* [Data in this exercise]:

----

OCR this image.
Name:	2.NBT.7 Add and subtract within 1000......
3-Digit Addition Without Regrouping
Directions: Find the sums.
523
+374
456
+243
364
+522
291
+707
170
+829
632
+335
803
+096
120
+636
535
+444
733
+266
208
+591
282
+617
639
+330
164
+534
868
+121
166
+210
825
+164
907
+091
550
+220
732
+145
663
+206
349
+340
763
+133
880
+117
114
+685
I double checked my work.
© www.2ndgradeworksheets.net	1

----

* [Your goal]: Retype the records above exactly.

* [Task result]:
OCR this image.
Name:	2.NBT.7 Add and subtract within 1000......
3-Digit Addition Without Regrouping
Directions: Find the sums.
523
+374
456
+243
364
+522
291
+707
170
+829
632
+335
803
+096
120
+636
535
+444
733
+266
208
+591
282
+617
639
+330
164
+534
868
+121
166
+210
825
+164
907
+091
550
+220
732
+145
663
+206
349
+340
763
+133
880
+117
114
+685
I double checked my work.
© www.2ndgradeworksheets.net	1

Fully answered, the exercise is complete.